#### [STATED TASK]
Give the data again exactly as written, skipping any pictures.

#### [EXERCISE DATA]
-------

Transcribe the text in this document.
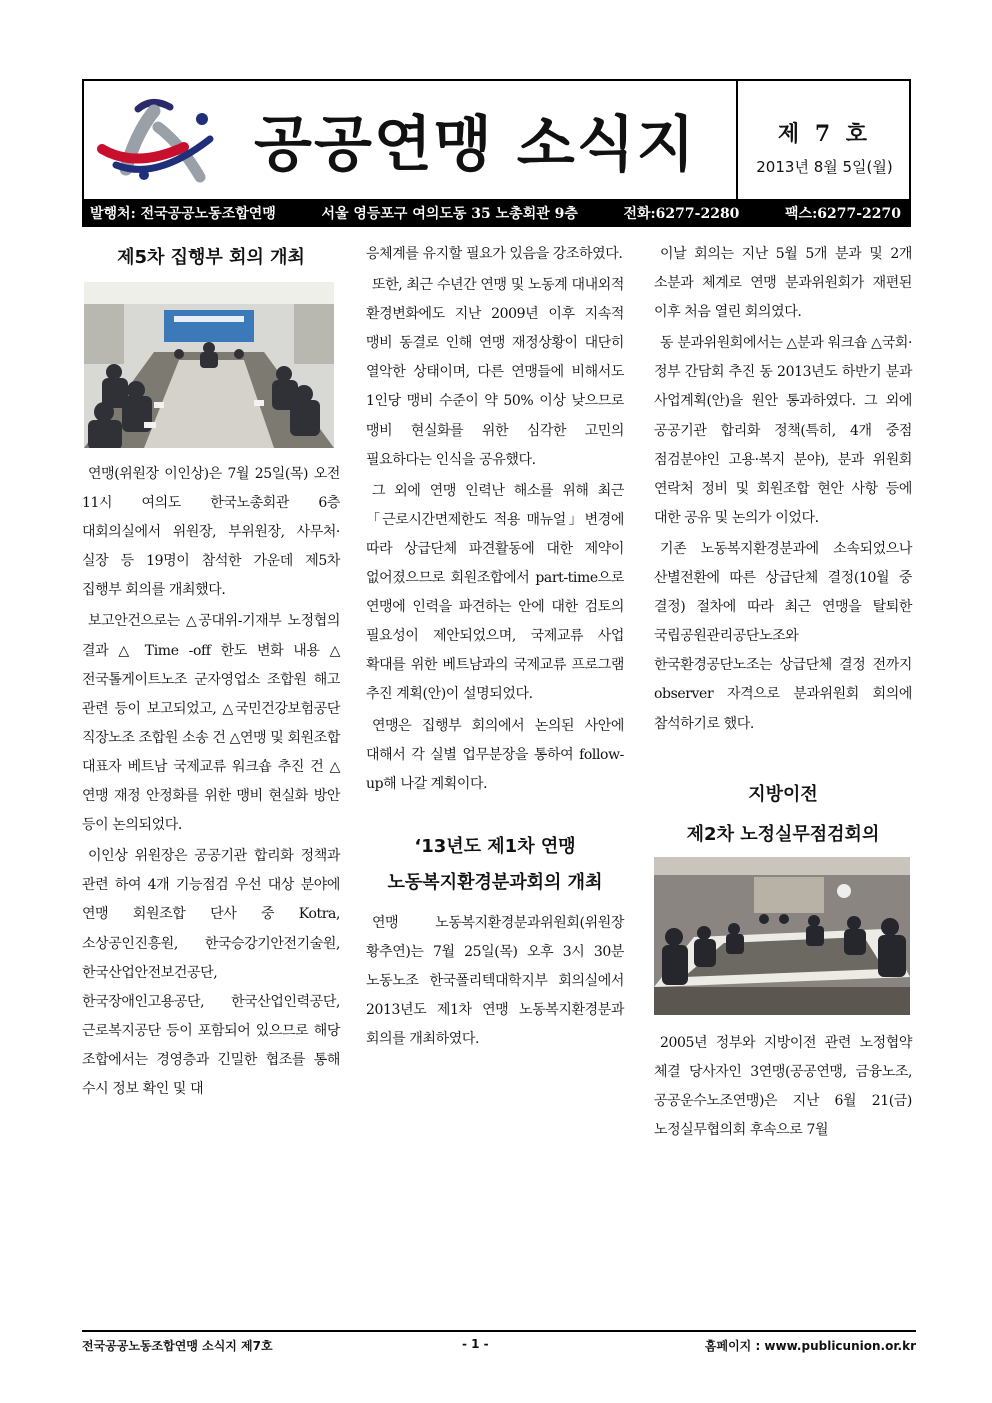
공공연맹 소식지	제 7 호
2013년 8월 5일(월)
발행처: 전국공공노동조합연맹	서울 영등포구 여의도동 35 노총회관 9층	전화:6277-2280	팩스:6277-2270
제5차 집행부 회의 개최

연맹(위원장 이인상)은 7월 25일(목) 오전 11시 여의도 한국노총회관 6층 대회의실에서 위원장, 부위원장, 사무처·실장 등 19명이 참석한 가운데 제5차 집행부 회의를 개최했다.

보고안건으로는 △공대위-기재부 노정협의 결과 △ Time -off 한도 변화 내용 △전국톨게이트노조 군자영업소 조합원 해고 관련 등이 보고되었고, △국민건강보험공단 직장노조 조합원 소송 건 △연맹 및 회원조합 대표자 베트남 국제교류 워크숍 추진 건 △연맹 재정 안정화를 위한 맹비 현실화 방안 등이 논의되었다.

이인상 위원장은 공공기관 합리화 정책과 관련 하여 4개 기능점검 우선 대상 분야에 연맹 회원조합 단사 중 Kotra, 소상공인진흥원, 한국승강기안전기술원, 한국산업안전보건공단, 한국장애인고용공단, 한국산업인력공단, 근로복지공단 등이 포함되어 있으므로 해당 조합에서는 경영층과 긴밀한 협조를 통해 수시 정보 확인 및 대

응체계를 유지할 필요가 있음을 강조하였다.

또한, 최근 수년간 연맹 및 노동계 대내외적 환경변화에도 지난 2009년 이후 지속적 맹비 동결로 인해 연맹 재정상황이 대단히 열악한 상태이며, 다른 연맹들에 비해서도 1인당 맹비 수준이 약 50% 이상 낮으므로 맹비 현실화를 위한 심각한 고민의 필요하다는 인식을 공유했다.

그 외에 연맹 인력난 해소를 위해 최근 「근로시간면제한도 적용 매뉴얼」변경에 따라 상급단체 파견활동에 대한 제약이 없어졌으므로 회원조합에서 part-time으로 연맹에 인력을 파견하는 안에 대한 검토의 필요성이 제안되었으며, 국제교류 사업 확대를 위한 베트남과의 국제교류 프로그램 추진 계획(안)이 설명되었다.

연맹은 집행부 회의에서 논의된 사안에 대해서 각 실별 업무분장을 통하여 follow-up해 나갈 계획이다.

‘13년도 제1차 연맹
노동복지환경분과회의 개최

연맹 노동복지환경분과위원회(위원장 황추연)는 7월 25일(목) 오후 3시 30분 노동노조 한국폴리텍대학지부 회의실에서 2013년도 제1차 연맹 노동복지환경분과 회의를 개최하였다.

이날 회의는 지난 5월 5개 분과 및 2개 소분과 체계로 연맹 분과위원회가 재편된 이후 처음 열린 회의였다.

동 분과위원회에서는 △분과 워크숍 △국회·정부 간담회 추진 동 2013년도 하반기 분과 사업계획(안)을 원안 통과하였다. 그 외에 공공기관 합리화 정책(특히, 4개 중점 점검분야인 고용·복지 분야), 분과 위원회 연락처 정비 및 회원조합 현안 사항 등에 대한 공유 및 논의가 이었다.

기존 노동복지환경분과에 소속되었으나 산별전환에 따른 상급단체 결정(10월 중 결정) 절차에 따라 최근 연맹을 탈퇴한 국립공원관리공단노조와 한국환경공단노조는 상급단체 결정 전까지 observer 자격으로 분과위원회 회의에 참석하기로 했다.

지방이전
제2차 노정실무점검회의

2005년 정부와 지방이전 관련 노정협약 체결 당사자인 3연맹(공공연맹, 금융노조, 공공운수노조연맹)은 지난 6월 21(금) 노정실무협의회 후속으로 7월

전국공공노동조합연맹 소식지 제7호	- 1 -	홈페이지 : www.publicunion.or.kr
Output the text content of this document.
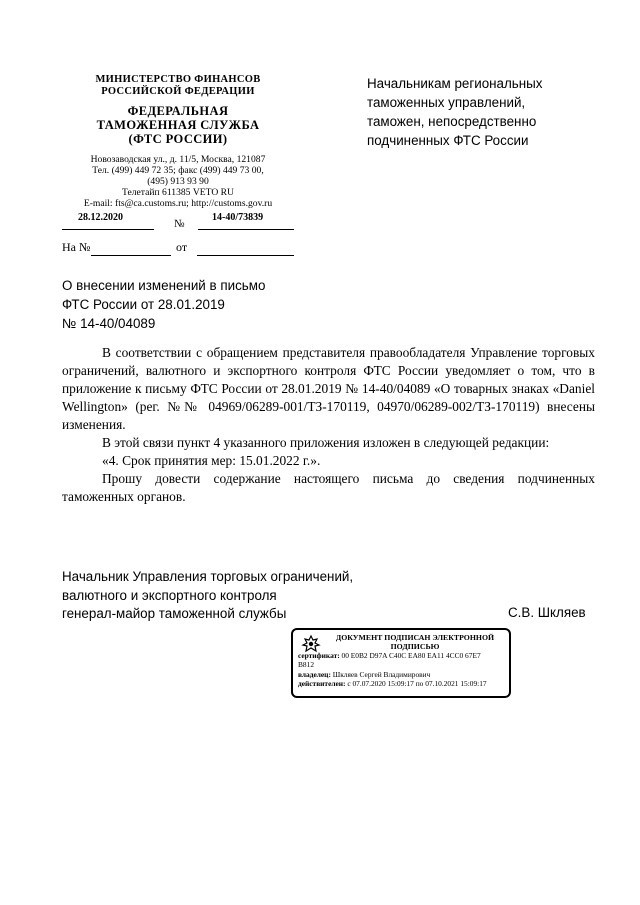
МИНИСТЕРСТВО ФИНАНСОВ
РОССИЙСКОЙ ФЕДЕРАЦИИ
ФЕДЕРАЛЬНАЯ
ТАМОЖЕННАЯ СЛУЖБА
(ФТС РОССИИ)
Новозаводская ул., д. 11/5, Москва, 121087
Тел. (499) 449 72 35; факс (499) 449 73 00,
(495) 913 93 90
Телетайп 611385 VETO RU
E-mail: fts@ca.customs.ru; http://customs.gov.ru
28.12.2020
№
14-40/73839
На №	от
Начальникам региональных
таможенных управлений,
таможен, непосредственно
подчиненных ФТС России
О внесении изменений в письмо
ФТС России от 28.01.2019
№ 14-40/04089

В соответствии с обращением представителя правообладателя Управление торговых ограничений, валютного и экспортного контроля ФТС России уведомляет о том, что в приложение к письму ФТС России от 28.01.2019 № 14-40/04089 «О товарных знаках «Daniel Wellington» (рег. №№ 04969/06289-001/ТЗ-170119, 04970/06289-002/ТЗ-170119) внесены изменения.

В этой связи пункт 4 указанного приложения изложен в следующей редакции:

«4. Срок принятия мер: 15.01.2022 г.».

Прошу довести содержание настоящего письма до сведения подчиненных таможенных органов.

Начальник Управления торговых ограничений,
валютного и экспортного контроля
генерал-майор таможенной службы	С.В. Шкляев
ДОКУМЕНТ ПОДПИСАН ЭЛЕКТРОННОЙ
ПОДПИСЬЮ
сертификат: 00 E0B2 D97A C40C EA80 EA11 4CC0 67E7
B812
владелец: Шкляев Сергей Владимирович
действителен: с 07.07.2020 15:09:17 по 07.10.2021 15:09:17
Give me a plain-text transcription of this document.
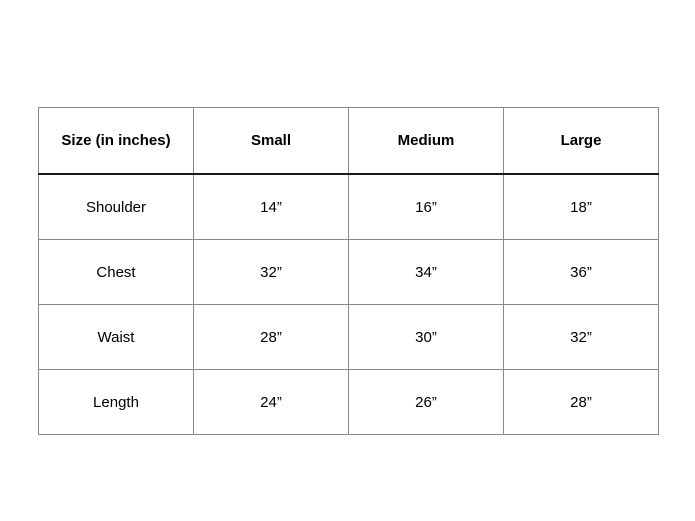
Size (in inches)	Small	Medium	Large
Shoulder	14”	16”	18”
Chest	32”	34”	36”
Waist	28”	30”	32”
Length	24”	26”	28”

-------

#### [ANSWER TO THE TASK]
Transcribe the text in this document.
공공연맹 소식지	제 7 호
2013년 8월 5일(월)
발행처: 전국공공노동조합연맹	서울 영등포구 여의도동 35 노총회관 9층	전화:6277-2280	팩스:6277-2270
제5차 집행부 회의 개최

연맹(위원장 이인상)은 7월 25일(목) 오전 11시 여의도 한국노총회관 6층 대회의실에서 위원장, 부위원장, 사무처·실장 등 19명이 참석한 가운데 제5차 집행부 회의를 개최했다.

보고안건으로는 △공대위-기재부 노정협의 결과 △ Time -off 한도 변화 내용 △전국톨게이트노조 군자영업소 조합원 해고 관련 등이 보고되었고, △국민건강보험공단 직장노조 조합원 소송 건 △연맹 및 회원조합 대표자 베트남 국제교류 워크숍 추진 건 △연맹 재정 안정화를 위한 맹비 현실화 방안 등이 논의되었다.

이인상 위원장은 공공기관 합리화 정책과 관련 하여 4개 기능점검 우선 대상 분야에 연맹 회원조합 단사 중 Kotra, 소상공인진흥원, 한국승강기안전기술원, 한국산업안전보건공단, 한국장애인고용공단, 한국산업인력공단, 근로복지공단 등이 포함되어 있으므로 해당 조합에서는 경영층과 긴밀한 협조를 통해 수시 정보 확인 및 대

응체계를 유지할 필요가 있음을 강조하였다.

또한, 최근 수년간 연맹 및 노동계 대내외적 환경변화에도 지난 2009년 이후 지속적 맹비 동결로 인해 연맹 재정상황이 대단히 열악한 상태이며, 다른 연맹들에 비해서도 1인당 맹비 수준이 약 50% 이상 낮으므로 맹비 현실화를 위한 심각한 고민의 필요하다는 인식을 공유했다.

그 외에 연맹 인력난 해소를 위해 최근 「근로시간면제한도 적용 매뉴얼」변경에 따라 상급단체 파견활동에 대한 제약이 없어졌으므로 회원조합에서 part-time으로 연맹에 인력을 파견하는 안에 대한 검토의 필요성이 제안되었으며, 국제교류 사업 확대를 위한 베트남과의 국제교류 프로그램 추진 계획(안)이 설명되었다.

연맹은 집행부 회의에서 논의된 사안에 대해서 각 실별 업무분장을 통하여 follow-up해 나갈 계획이다.

‘13년도 제1차 연맹
노동복지환경분과회의 개최

연맹 노동복지환경분과위원회(위원장 황추연)는 7월 25일(목) 오후 3시 30분 노동노조 한국폴리텍대학지부 회의실에서 2013년도 제1차 연맹 노동복지환경분과 회의를 개최하였다.

이날 회의는 지난 5월 5개 분과 및 2개 소분과 체계로 연맹 분과위원회가 재편된 이후 처음 열린 회의였다.

동 분과위원회에서는 △분과 워크숍 △국회·정부 간담회 추진 동 2013년도 하반기 분과 사업계획(안)을 원안 통과하였다. 그 외에 공공기관 합리화 정책(특히, 4개 중점 점검분야인 고용·복지 분야), 분과 위원회 연락처 정비 및 회원조합 현안 사항 등에 대한 공유 및 논의가 이었다.

기존 노동복지환경분과에 소속되었으나 산별전환에 따른 상급단체 결정(10월 중 결정) 절차에 따라 최근 연맹을 탈퇴한 국립공원관리공단노조와 한국환경공단노조는 상급단체 결정 전까지 observer 자격으로 분과위원회 회의에 참석하기로 했다.

지방이전
제2차 노정실무점검회의

2005년 정부와 지방이전 관련 노정협약 체결 당사자인 3연맹(공공연맹, 금융노조, 공공운수노조연맹)은 지난 6월 21(금) 노정실무협의회 후속으로 7월

전국공공노동조합연맹 소식지 제7호	- 1 -	홈페이지 : www.publicunion.or.kr
Output the text content of this document.
МИНИСТЕРСТВО ФИНАНСОВ
РОССИЙСКОЙ ФЕДЕРАЦИИ
ФЕДЕРАЛЬНАЯ
ТАМОЖЕННАЯ СЛУЖБА
(ФТС РОССИИ)
Новозаводская ул., д. 11/5, Москва, 121087
Тел. (499) 449 72 35; факс (499) 449 73 00,
(495) 913 93 90
Телетайп 611385 VETO RU
E-mail: fts@ca.customs.ru; http://customs.gov.ru
28.12.2020
№
14-40/73839
На №	от
Начальникам региональных
таможенных управлений,
таможен, непосредственно
подчиненных ФТС России
О внесении изменений в письмо
ФТС России от 28.01.2019
№ 14-40/04089

В соответствии с обращением представителя правообладателя Управление торговых ограничений, валютного и экспортного контроля ФТС России уведомляет о том, что в приложение к письму ФТС России от 28.01.2019 № 14-40/04089 «О товарных знаках «Daniel Wellington» (рег. №№ 04969/06289-001/ТЗ-170119, 04970/06289-002/ТЗ-170119) внесены изменения.

В этой связи пункт 4 указанного приложения изложен в следующей редакции:

«4. Срок принятия мер: 15.01.2022 г.».

Прошу довести содержание настоящего письма до сведения подчиненных таможенных органов.

Начальник Управления торговых ограничений,
валютного и экспортного контроля
генерал-майор таможенной службы	С.В. Шкляев
ДОКУМЕНТ ПОДПИСАН ЭЛЕКТРОННОЙ
ПОДПИСЬЮ
сертификат: 00 E0B2 D97A C40C EA80 EA11 4CC0 67E7
B812
владелец: Шкляев Сергей Владимирович
действителен: с 07.07.2020 15:09:17 по 07.10.2021 15:09:17
Give me a plain-text transcription of this document.
Size (in inches)	Small	Medium	Large
Shoulder	14”	16”	18”
Chest	32”	34”	36”
Waist	28”	30”	32”
Length	24”	26”	28”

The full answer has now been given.